▶ _Request_:
Wherever the word "document" shows up in a line, please copy that line.

[Items listed in a dataset]
+ + + + +
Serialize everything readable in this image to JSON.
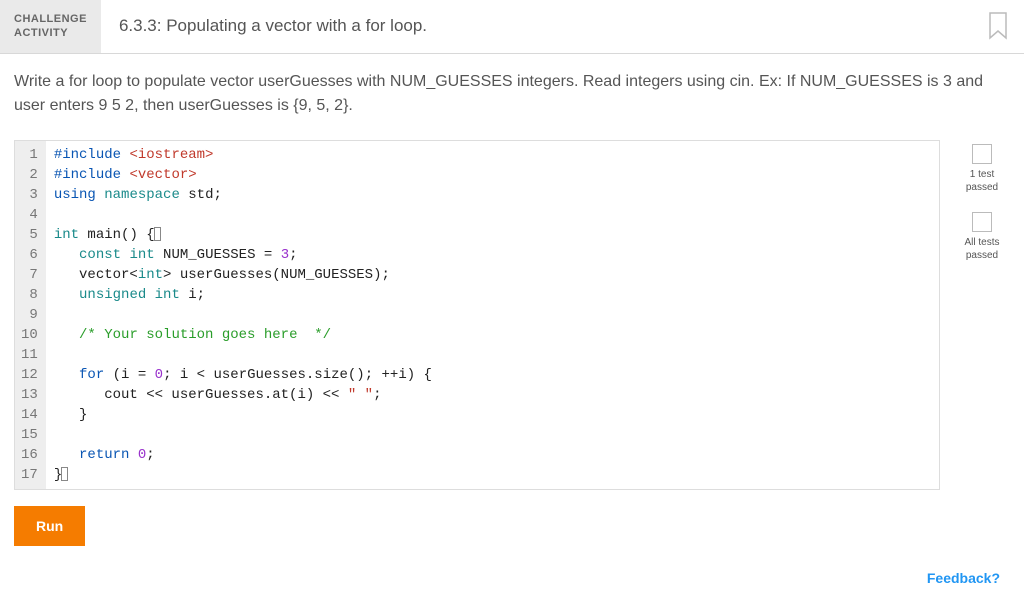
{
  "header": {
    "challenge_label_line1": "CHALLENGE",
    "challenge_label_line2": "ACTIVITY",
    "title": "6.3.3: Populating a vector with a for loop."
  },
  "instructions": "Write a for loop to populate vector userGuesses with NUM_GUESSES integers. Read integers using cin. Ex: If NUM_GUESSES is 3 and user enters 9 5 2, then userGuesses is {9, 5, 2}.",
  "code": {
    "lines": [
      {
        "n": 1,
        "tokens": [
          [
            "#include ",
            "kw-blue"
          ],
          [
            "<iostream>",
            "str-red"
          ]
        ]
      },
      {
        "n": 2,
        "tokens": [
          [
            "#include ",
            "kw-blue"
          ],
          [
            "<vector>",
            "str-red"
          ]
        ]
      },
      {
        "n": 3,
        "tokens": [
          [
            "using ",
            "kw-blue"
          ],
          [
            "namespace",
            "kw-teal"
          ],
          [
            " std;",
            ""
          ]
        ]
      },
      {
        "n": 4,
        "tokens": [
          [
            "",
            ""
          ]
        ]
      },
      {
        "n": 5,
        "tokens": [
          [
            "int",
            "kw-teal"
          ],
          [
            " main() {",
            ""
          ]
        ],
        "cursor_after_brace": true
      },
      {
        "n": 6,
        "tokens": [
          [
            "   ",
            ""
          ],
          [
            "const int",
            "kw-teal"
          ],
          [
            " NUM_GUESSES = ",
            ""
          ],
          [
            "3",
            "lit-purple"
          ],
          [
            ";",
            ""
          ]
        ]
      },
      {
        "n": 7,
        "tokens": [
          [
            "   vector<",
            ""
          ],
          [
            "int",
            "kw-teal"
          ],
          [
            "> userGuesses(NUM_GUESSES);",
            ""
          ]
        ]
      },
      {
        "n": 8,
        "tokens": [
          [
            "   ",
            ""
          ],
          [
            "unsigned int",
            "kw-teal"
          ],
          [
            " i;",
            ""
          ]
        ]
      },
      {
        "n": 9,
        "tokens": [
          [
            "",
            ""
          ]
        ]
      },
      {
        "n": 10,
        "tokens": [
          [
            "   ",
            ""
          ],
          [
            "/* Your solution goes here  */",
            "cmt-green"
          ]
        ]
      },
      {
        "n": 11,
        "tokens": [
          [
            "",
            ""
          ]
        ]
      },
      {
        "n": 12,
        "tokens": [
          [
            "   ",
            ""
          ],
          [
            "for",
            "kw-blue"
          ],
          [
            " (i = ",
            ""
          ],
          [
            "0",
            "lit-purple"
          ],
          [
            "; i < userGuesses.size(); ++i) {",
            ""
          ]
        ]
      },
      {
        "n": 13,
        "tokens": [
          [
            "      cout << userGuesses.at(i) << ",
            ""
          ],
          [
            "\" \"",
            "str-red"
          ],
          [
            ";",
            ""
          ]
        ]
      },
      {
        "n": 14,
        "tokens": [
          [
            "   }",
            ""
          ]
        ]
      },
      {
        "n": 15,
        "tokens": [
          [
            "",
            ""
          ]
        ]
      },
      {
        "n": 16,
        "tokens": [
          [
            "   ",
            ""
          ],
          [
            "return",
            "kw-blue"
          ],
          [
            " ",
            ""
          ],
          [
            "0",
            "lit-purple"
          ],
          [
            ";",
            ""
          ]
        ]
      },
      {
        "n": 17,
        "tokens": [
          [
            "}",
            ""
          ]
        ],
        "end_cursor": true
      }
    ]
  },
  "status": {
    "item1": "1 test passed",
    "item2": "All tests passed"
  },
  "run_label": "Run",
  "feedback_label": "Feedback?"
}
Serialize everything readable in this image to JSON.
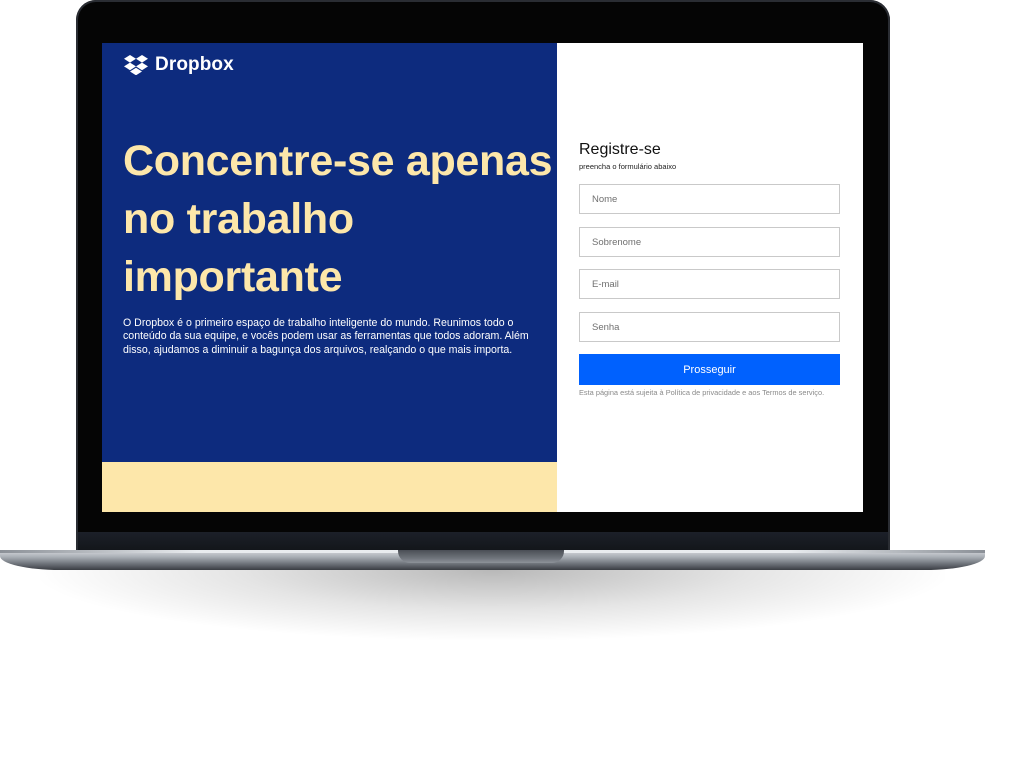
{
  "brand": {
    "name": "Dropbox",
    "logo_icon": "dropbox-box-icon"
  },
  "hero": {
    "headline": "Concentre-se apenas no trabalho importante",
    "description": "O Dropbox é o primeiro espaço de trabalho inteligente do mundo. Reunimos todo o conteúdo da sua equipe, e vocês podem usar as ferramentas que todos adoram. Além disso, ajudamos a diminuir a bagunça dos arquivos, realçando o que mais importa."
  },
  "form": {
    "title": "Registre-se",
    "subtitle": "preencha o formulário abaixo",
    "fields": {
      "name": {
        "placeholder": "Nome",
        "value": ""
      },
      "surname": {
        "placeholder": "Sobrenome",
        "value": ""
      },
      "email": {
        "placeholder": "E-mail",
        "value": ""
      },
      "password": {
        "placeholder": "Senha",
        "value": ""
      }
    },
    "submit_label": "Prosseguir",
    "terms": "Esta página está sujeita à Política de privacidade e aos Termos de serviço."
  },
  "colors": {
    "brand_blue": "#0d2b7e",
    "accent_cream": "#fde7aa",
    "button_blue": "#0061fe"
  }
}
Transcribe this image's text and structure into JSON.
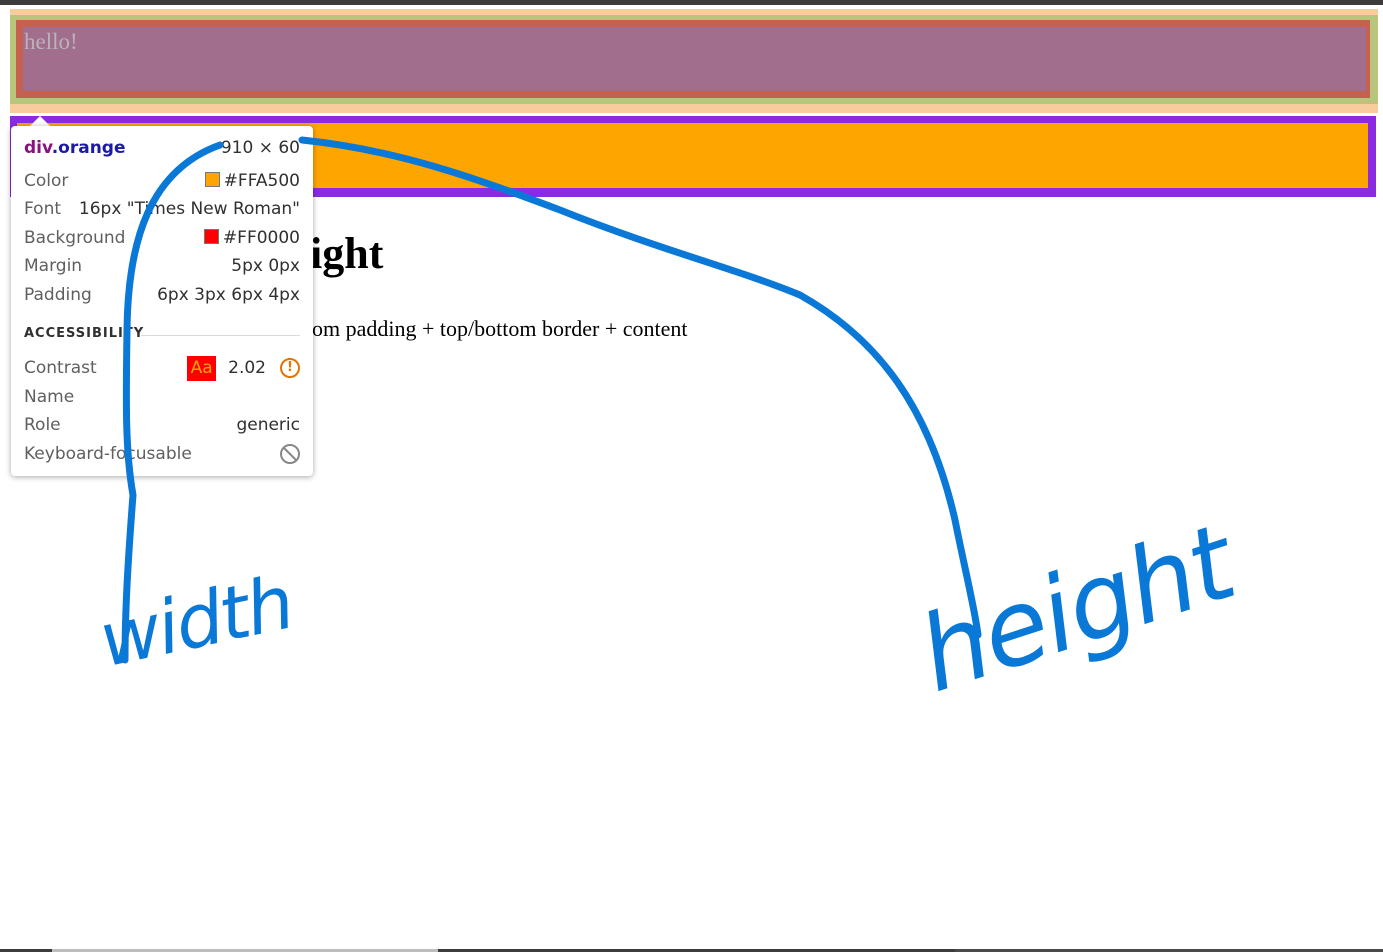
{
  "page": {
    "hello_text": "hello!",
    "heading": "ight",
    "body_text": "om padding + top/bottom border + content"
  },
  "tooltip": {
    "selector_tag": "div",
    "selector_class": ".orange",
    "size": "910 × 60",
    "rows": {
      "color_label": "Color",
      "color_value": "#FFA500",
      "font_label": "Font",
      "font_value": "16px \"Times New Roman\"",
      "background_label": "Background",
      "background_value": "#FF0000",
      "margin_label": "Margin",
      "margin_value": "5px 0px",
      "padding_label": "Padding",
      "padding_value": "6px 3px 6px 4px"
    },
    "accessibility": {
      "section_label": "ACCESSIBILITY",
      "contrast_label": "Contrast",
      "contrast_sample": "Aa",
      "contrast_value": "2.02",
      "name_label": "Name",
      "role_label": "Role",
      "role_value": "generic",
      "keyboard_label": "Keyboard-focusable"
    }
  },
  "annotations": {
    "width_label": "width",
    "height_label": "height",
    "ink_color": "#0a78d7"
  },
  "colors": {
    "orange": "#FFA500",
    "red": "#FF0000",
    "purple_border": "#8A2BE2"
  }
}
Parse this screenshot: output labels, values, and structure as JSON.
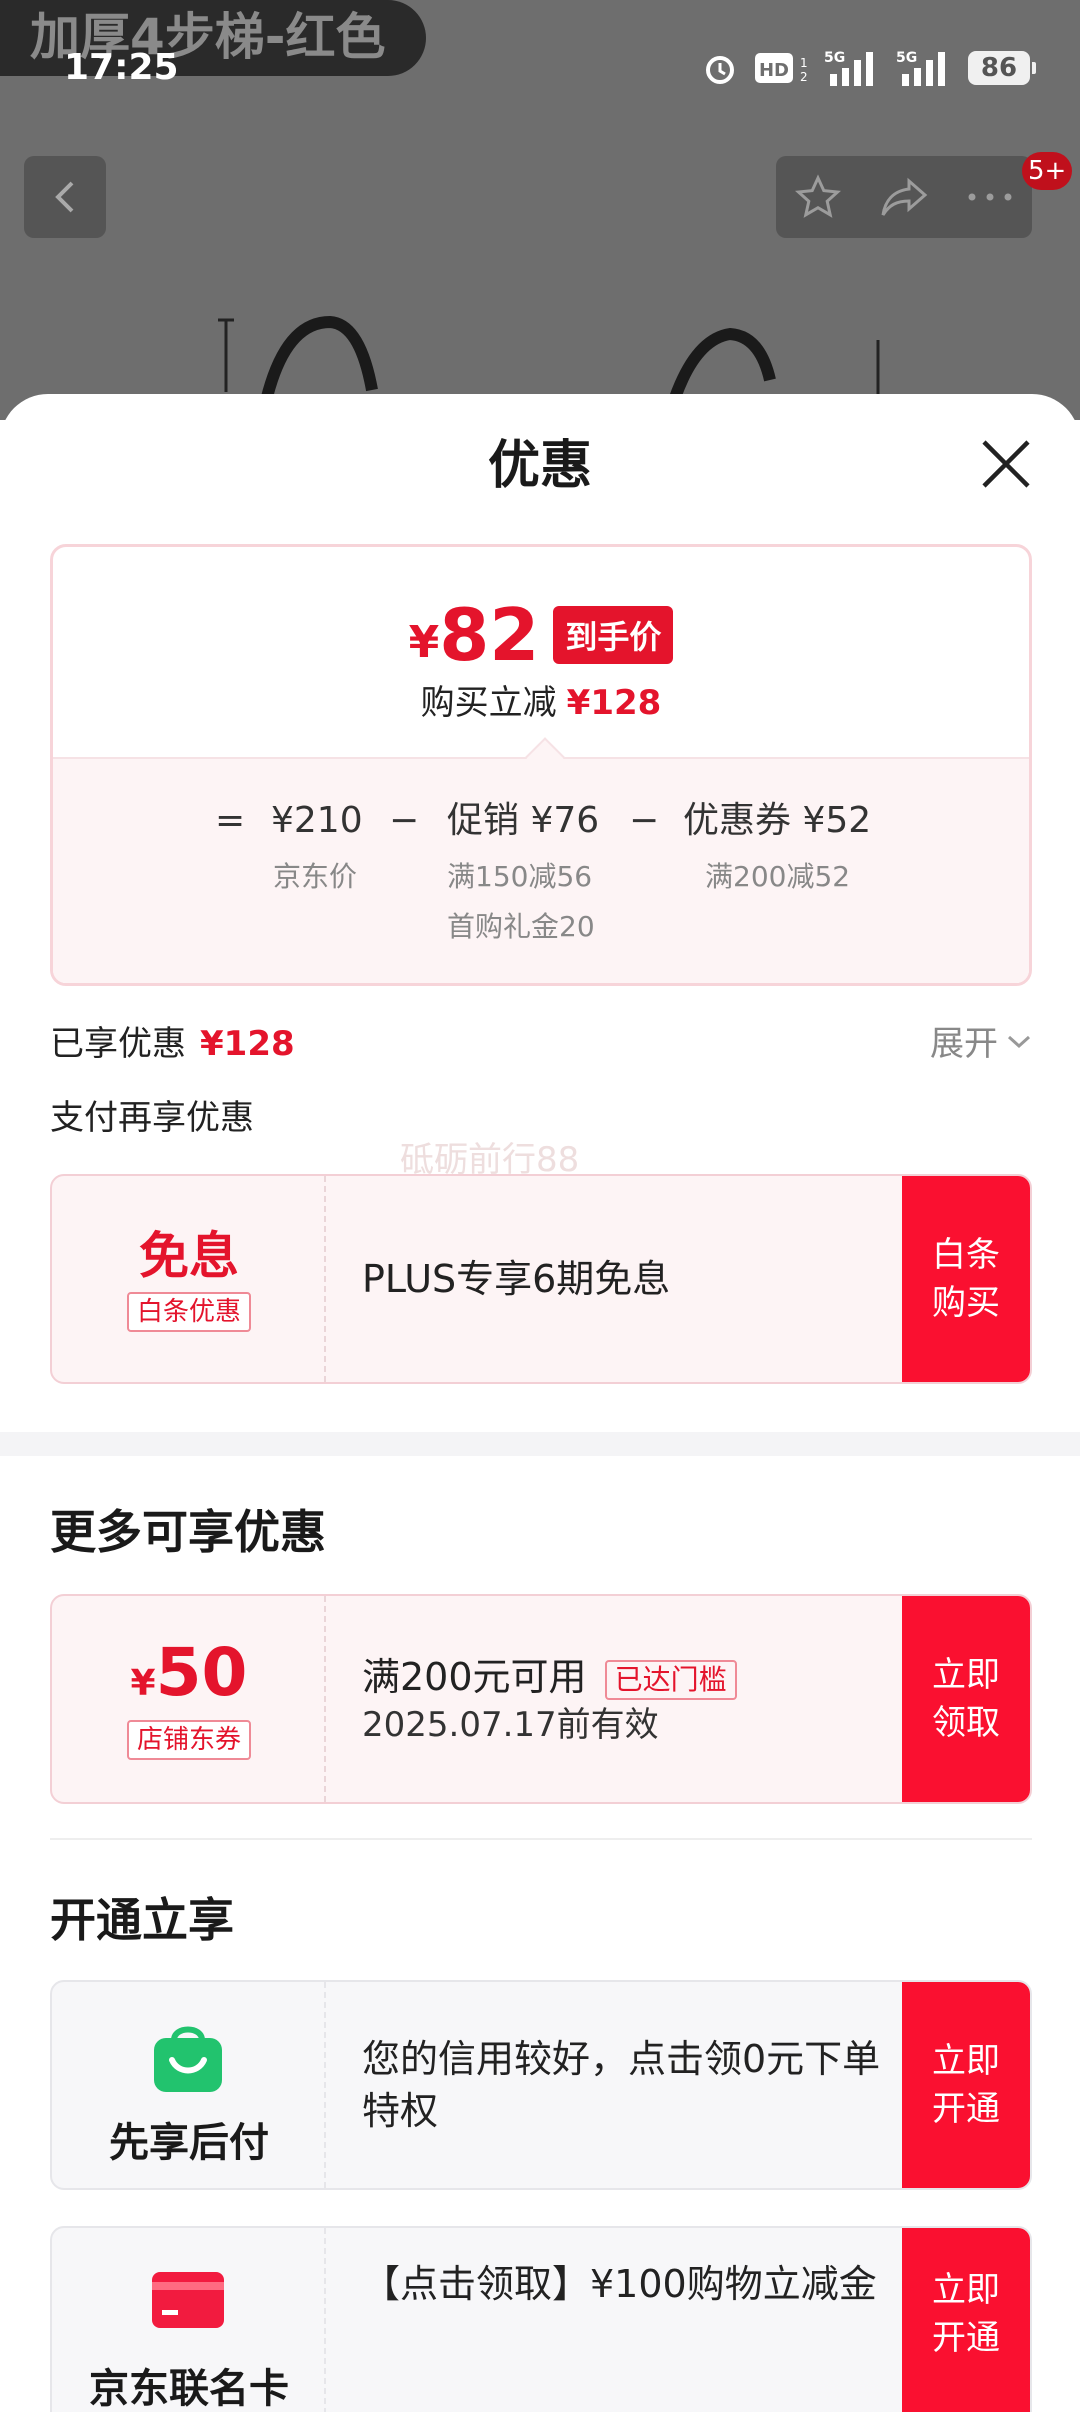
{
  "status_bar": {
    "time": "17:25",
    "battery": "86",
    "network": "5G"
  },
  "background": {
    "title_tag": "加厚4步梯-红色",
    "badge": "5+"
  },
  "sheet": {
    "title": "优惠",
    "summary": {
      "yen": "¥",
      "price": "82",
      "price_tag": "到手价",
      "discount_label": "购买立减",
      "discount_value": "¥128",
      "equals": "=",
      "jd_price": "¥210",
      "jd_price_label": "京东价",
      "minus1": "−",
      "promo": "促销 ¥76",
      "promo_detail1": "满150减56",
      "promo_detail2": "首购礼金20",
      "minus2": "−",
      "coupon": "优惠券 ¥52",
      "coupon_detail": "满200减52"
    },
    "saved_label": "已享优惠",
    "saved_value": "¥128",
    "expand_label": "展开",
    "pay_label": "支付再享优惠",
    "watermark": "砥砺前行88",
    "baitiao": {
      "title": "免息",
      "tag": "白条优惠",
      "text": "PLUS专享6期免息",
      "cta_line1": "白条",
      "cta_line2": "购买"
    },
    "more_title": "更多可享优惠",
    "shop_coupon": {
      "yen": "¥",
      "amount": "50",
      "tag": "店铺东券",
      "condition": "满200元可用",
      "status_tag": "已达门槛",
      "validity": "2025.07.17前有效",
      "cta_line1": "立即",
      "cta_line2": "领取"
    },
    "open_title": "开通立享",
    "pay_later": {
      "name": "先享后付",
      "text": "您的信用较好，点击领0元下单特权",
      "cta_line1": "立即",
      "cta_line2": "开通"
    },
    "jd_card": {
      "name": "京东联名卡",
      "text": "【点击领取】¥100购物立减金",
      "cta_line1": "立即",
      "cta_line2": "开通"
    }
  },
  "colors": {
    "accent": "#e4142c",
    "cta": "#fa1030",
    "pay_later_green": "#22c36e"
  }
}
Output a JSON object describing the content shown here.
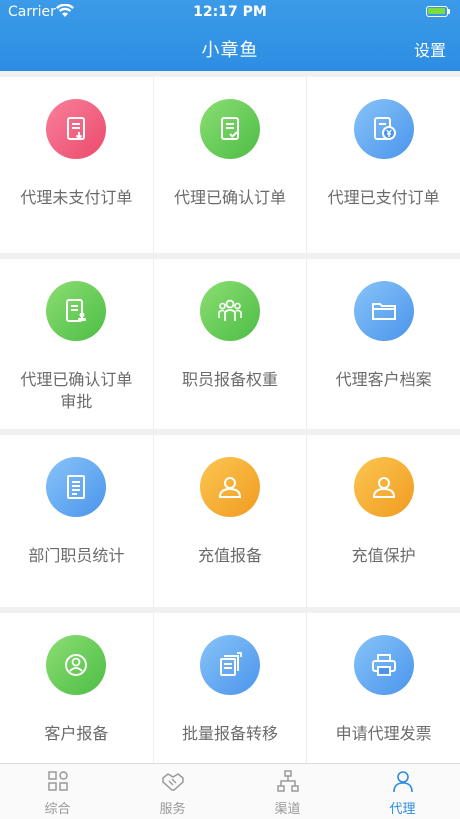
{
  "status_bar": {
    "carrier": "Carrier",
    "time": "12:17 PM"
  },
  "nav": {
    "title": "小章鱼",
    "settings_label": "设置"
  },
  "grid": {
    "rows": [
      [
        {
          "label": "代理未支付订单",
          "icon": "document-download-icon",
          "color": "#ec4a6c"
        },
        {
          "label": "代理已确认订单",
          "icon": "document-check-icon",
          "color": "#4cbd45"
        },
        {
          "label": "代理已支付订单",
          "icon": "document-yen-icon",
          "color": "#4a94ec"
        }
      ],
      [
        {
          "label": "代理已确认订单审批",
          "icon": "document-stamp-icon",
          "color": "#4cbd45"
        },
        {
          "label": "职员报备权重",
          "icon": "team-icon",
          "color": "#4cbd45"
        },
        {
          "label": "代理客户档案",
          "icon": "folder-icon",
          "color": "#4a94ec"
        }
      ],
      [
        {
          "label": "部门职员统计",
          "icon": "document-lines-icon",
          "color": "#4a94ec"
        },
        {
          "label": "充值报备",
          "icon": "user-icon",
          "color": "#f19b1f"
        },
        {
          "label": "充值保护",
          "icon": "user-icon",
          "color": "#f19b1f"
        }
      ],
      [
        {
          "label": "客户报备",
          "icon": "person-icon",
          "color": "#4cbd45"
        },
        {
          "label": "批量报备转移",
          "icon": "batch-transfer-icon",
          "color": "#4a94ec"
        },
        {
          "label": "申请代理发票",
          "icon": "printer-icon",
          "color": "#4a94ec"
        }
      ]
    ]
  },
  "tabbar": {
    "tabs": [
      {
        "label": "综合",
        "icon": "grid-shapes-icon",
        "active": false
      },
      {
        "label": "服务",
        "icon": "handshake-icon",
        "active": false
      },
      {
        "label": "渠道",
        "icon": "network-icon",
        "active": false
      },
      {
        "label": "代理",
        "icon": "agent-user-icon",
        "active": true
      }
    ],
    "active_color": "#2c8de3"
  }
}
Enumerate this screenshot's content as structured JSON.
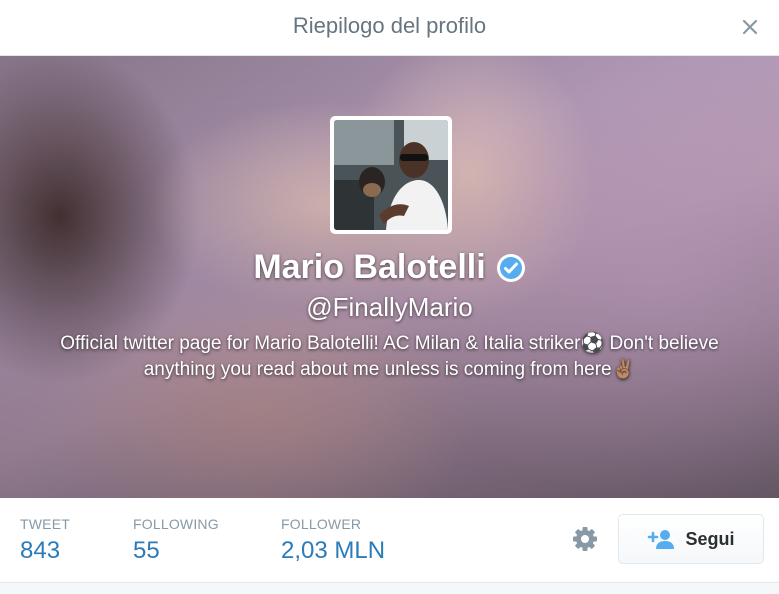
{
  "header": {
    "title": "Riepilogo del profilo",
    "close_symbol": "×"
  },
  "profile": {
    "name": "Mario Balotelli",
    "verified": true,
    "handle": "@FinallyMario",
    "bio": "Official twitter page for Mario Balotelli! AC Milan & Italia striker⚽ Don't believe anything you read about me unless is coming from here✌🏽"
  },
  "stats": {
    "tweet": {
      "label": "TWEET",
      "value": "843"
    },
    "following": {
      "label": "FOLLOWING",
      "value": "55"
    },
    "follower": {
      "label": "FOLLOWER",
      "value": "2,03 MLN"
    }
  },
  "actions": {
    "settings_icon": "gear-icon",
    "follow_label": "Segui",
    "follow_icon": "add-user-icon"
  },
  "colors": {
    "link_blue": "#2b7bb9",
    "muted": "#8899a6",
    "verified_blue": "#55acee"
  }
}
+ + + + +
▶ _Answer for the task_:
          "icon": "document-download-icon",
          "icon": "document-check-icon",
          "icon": "document-yen-icon",
          "icon": "document-stamp-icon",
          "icon": "document-lines-icon",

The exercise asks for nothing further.